▶ **Problem**
Copy all lines in which the word "base" can be found.

Excerpt from a dataset
- - - -

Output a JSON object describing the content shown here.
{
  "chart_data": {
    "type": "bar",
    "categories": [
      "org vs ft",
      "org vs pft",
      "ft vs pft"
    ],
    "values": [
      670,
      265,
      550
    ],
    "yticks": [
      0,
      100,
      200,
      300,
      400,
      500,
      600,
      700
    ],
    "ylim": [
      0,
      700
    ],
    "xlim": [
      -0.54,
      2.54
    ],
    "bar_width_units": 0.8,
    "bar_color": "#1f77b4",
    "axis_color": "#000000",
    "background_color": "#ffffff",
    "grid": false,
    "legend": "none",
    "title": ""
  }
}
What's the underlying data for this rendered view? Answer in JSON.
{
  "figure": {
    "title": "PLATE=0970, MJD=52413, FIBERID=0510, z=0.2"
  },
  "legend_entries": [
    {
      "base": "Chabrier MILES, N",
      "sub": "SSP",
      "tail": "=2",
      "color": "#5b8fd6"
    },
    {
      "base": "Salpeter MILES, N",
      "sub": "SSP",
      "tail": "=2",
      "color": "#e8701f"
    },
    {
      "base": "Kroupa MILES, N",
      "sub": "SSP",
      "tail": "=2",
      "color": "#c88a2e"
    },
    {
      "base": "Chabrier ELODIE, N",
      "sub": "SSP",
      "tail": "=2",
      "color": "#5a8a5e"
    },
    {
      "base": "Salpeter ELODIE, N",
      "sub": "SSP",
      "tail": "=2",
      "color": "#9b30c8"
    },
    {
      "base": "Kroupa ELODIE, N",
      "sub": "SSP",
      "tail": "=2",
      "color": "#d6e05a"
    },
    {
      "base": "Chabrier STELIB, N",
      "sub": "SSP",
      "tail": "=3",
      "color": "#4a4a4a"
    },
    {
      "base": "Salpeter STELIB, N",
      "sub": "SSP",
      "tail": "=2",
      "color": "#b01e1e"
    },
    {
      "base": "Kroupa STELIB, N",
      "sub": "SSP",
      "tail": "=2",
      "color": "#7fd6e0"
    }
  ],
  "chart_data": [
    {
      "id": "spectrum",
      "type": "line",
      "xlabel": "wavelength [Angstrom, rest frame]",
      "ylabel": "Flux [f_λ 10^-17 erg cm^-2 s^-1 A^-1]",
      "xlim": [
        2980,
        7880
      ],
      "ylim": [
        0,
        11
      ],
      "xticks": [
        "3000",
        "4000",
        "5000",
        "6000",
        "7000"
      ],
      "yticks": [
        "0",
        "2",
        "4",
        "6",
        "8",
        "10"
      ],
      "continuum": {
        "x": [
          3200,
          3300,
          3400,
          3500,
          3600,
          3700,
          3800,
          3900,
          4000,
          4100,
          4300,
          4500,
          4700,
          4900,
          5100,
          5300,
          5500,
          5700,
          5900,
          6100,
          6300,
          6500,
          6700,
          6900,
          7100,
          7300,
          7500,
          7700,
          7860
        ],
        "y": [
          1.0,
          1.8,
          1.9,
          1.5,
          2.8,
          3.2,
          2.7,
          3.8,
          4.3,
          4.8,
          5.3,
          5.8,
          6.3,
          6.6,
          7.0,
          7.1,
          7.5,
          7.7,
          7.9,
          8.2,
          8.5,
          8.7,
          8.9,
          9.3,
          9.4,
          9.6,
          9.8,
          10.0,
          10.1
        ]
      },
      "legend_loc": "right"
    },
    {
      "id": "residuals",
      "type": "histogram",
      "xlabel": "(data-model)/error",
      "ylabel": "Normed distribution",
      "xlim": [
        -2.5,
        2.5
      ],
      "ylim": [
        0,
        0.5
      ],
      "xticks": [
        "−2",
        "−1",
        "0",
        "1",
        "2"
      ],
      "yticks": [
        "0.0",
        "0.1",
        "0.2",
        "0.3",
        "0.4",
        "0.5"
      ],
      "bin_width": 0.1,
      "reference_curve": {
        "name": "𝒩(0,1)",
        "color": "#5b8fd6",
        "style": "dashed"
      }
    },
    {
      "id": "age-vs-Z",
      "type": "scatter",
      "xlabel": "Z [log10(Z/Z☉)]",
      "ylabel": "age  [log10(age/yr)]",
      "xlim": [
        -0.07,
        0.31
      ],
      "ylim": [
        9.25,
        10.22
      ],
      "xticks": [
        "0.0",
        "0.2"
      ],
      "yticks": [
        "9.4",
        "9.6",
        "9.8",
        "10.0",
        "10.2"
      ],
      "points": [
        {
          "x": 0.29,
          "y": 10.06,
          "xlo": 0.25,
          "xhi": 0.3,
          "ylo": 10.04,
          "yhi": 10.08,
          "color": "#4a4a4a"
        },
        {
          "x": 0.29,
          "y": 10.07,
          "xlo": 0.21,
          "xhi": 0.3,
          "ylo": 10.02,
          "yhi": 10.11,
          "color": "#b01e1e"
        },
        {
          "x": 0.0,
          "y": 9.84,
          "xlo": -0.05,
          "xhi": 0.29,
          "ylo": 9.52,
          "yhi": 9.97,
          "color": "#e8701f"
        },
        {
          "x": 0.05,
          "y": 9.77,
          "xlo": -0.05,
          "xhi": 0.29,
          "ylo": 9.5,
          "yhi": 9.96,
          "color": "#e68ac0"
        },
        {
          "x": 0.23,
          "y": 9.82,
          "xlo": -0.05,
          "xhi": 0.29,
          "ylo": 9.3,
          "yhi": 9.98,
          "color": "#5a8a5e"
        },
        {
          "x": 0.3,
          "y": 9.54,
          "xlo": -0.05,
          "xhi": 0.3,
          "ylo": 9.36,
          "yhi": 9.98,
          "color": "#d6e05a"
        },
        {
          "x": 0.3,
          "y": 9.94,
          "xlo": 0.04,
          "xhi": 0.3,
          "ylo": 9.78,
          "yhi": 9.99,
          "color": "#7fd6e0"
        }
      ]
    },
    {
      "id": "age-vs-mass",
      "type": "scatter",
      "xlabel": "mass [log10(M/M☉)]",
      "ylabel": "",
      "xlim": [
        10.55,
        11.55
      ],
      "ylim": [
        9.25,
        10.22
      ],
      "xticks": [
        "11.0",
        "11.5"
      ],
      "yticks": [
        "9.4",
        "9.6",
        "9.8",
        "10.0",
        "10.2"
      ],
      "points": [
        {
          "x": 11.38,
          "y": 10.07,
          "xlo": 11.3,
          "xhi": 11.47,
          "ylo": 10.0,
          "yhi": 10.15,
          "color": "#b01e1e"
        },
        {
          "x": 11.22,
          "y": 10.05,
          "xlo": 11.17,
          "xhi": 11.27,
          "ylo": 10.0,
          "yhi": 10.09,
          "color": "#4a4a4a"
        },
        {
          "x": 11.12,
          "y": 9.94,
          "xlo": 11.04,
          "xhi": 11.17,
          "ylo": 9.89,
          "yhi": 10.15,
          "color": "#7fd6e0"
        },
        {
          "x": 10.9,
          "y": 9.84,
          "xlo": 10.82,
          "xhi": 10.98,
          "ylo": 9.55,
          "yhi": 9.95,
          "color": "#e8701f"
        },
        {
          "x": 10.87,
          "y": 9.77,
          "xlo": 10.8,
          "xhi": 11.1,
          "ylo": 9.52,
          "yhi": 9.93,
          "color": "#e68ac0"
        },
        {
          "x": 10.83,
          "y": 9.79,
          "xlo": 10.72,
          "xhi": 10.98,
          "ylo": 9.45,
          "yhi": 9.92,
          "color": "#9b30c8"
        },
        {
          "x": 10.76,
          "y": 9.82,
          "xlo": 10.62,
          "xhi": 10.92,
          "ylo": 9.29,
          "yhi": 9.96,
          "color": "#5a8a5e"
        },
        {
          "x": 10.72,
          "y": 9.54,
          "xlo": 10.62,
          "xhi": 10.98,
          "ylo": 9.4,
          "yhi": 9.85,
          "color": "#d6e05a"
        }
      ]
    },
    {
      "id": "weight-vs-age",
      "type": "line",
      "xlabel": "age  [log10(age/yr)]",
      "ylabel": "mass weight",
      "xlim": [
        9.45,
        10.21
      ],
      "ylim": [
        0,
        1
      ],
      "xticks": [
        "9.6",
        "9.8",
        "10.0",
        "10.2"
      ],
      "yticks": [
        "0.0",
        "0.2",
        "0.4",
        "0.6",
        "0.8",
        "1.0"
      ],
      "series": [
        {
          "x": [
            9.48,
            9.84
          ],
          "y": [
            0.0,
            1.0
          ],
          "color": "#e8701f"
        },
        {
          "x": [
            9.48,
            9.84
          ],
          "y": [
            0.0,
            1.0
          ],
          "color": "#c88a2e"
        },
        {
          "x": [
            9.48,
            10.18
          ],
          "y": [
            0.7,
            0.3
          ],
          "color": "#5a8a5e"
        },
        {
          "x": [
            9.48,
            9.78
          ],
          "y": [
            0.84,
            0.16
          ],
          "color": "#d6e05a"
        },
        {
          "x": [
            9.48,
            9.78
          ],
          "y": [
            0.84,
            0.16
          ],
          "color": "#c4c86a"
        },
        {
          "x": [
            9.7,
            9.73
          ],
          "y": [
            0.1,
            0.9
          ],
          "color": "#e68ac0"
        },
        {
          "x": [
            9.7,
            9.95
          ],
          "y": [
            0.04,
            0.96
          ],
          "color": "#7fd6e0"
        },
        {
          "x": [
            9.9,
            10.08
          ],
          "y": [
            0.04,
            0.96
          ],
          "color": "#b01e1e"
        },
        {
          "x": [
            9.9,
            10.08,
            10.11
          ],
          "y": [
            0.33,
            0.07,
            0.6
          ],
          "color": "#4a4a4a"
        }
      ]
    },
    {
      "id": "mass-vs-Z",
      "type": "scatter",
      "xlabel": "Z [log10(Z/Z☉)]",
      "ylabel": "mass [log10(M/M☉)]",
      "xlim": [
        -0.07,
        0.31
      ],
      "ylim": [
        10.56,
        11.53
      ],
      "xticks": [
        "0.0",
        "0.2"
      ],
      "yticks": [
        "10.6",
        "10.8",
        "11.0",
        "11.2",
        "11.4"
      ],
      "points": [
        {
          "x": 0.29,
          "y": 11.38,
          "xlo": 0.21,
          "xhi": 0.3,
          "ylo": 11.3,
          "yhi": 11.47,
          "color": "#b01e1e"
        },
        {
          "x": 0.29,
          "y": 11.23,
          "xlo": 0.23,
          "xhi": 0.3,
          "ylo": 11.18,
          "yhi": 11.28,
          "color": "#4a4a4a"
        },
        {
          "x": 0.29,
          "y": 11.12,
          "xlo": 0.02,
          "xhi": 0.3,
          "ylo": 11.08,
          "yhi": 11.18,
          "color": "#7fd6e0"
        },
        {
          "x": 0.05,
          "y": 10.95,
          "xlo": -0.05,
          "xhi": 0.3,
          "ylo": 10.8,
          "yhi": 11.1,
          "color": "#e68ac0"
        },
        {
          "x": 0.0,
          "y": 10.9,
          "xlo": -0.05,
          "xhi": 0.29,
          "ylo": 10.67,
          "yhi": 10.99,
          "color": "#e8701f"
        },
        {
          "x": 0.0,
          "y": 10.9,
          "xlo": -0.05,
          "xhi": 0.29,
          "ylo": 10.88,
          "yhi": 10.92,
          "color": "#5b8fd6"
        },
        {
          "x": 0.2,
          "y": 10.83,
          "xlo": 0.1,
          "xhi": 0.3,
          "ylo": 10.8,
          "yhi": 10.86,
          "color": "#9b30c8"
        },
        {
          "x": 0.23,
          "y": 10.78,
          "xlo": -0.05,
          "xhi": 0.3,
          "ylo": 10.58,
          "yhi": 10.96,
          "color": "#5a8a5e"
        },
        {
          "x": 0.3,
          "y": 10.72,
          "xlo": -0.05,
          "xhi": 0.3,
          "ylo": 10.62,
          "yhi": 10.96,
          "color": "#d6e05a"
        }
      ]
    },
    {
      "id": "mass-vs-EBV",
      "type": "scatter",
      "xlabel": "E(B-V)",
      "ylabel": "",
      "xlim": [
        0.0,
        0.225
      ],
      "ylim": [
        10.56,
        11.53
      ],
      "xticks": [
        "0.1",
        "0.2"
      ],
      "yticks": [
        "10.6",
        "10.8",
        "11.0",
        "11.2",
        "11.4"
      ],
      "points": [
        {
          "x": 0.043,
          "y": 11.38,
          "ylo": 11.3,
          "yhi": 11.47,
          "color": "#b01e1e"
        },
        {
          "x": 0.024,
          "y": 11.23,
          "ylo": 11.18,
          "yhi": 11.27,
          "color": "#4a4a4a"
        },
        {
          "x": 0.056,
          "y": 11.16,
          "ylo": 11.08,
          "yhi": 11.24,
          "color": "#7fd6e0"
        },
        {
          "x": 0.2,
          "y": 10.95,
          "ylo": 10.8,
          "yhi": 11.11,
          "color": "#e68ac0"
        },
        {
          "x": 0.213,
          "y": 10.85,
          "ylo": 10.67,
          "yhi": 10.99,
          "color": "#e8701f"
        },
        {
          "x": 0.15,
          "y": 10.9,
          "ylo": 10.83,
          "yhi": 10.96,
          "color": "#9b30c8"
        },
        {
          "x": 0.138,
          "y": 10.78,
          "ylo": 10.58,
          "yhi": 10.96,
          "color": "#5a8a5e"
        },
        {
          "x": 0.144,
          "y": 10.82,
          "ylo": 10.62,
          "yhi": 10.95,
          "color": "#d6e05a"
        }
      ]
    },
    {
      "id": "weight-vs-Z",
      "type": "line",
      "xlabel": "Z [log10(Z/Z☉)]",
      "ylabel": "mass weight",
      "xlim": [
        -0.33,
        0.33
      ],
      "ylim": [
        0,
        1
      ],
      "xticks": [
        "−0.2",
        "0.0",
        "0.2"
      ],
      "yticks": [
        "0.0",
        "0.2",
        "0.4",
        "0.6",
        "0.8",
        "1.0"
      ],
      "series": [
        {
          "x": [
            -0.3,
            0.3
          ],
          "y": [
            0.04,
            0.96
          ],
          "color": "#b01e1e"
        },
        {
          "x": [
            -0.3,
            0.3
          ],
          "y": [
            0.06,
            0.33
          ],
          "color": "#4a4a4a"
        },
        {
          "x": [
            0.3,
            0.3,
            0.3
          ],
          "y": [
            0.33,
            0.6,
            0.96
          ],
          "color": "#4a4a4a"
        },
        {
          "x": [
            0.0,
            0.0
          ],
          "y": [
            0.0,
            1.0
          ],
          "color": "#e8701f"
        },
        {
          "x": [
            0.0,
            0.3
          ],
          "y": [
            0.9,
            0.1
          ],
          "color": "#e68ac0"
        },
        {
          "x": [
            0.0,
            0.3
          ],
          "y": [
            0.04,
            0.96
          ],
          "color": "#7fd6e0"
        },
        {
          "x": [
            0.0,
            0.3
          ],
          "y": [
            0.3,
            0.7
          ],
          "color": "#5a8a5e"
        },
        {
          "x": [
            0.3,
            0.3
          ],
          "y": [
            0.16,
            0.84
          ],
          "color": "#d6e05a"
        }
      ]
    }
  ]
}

- - - -

▶ **Answer in full**
      "base": "Chabrier MILES, N",
      "base": "Salpeter MILES, N",
      "base": "Kroupa MILES, N",
      "base": "Chabrier ELODIE, N",
      "base": "Salpeter ELODIE, N",
      "base": "Kroupa ELODIE, N",
      "base": "Chabrier STELIB, N",
      "base": "Salpeter STELIB, N",
      "base": "Kroupa STELIB, N",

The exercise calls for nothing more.